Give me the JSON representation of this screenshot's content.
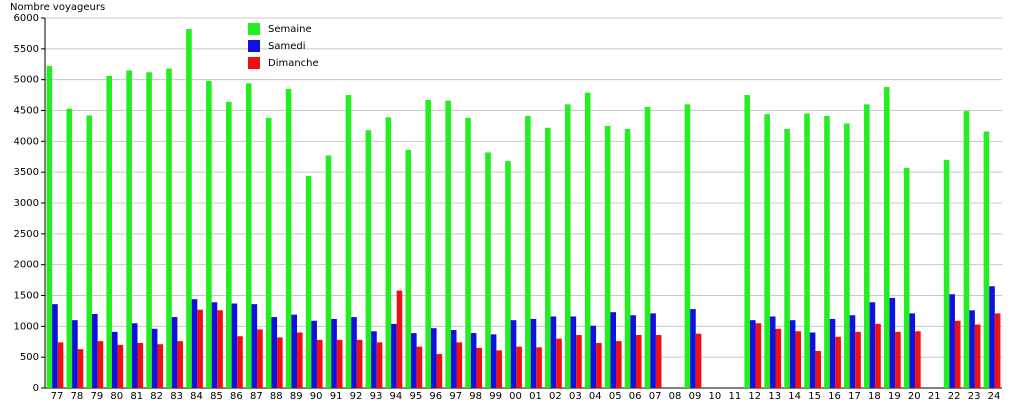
{
  "chart_data": {
    "type": "bar",
    "y_label": "Nombre voyageurs",
    "categories": [
      "77",
      "78",
      "79",
      "80",
      "81",
      "82",
      "83",
      "84",
      "85",
      "86",
      "87",
      "88",
      "89",
      "90",
      "91",
      "92",
      "93",
      "94",
      "95",
      "96",
      "97",
      "98",
      "99",
      "00",
      "01",
      "02",
      "03",
      "04",
      "05",
      "06",
      "07",
      "08",
      "09",
      "10",
      "11",
      "12",
      "13",
      "14",
      "15",
      "16",
      "17",
      "18",
      "19",
      "20",
      "21",
      "22",
      "23",
      "24"
    ],
    "series": [
      {
        "name": "Semaine",
        "color": "#22ee22",
        "values": [
          5220,
          4530,
          4420,
          5060,
          5150,
          5120,
          5180,
          5820,
          4980,
          4640,
          4940,
          4380,
          4850,
          3440,
          3770,
          4750,
          4180,
          4390,
          3860,
          4670,
          4660,
          4380,
          3820,
          3680,
          4410,
          4220,
          4600,
          4790,
          4250,
          4200,
          4560,
          null,
          4600,
          null,
          null,
          4750,
          4440,
          4200,
          4450,
          4410,
          4290,
          4600,
          4880,
          3570,
          null,
          3700,
          4490,
          4160
        ]
      },
      {
        "name": "Samedi",
        "color": "#1010e0",
        "values": [
          1360,
          1100,
          1200,
          910,
          1050,
          960,
          1150,
          1440,
          1390,
          1370,
          1360,
          1150,
          1190,
          1090,
          1120,
          1150,
          920,
          1040,
          890,
          970,
          940,
          890,
          870,
          1100,
          1120,
          1160,
          1160,
          1010,
          1230,
          1180,
          1210,
          null,
          1280,
          null,
          null,
          1100,
          1160,
          1100,
          900,
          1120,
          1180,
          1390,
          1460,
          1210,
          null,
          1520,
          1260,
          1650
        ]
      },
      {
        "name": "Dimanche",
        "color": "#ee1111",
        "values": [
          740,
          630,
          760,
          700,
          730,
          710,
          760,
          1270,
          1260,
          840,
          950,
          820,
          900,
          780,
          780,
          780,
          740,
          1580,
          670,
          550,
          740,
          650,
          610,
          670,
          660,
          800,
          860,
          730,
          760,
          860,
          860,
          null,
          880,
          null,
          null,
          1050,
          960,
          920,
          600,
          830,
          910,
          1040,
          910,
          920,
          null,
          1090,
          1030,
          1210
        ]
      }
    ],
    "ylim": [
      0,
      6000
    ],
    "yticks": [
      0,
      500,
      1000,
      1500,
      2000,
      2500,
      3000,
      3500,
      4000,
      4500,
      5000,
      5500,
      6000
    ],
    "grid": true,
    "legend": "top"
  }
}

+ + +

## Exercise prompt
Each line that has the word "color" counts once. How many such lines are in the data? Give the number alone.

## Exercise output
3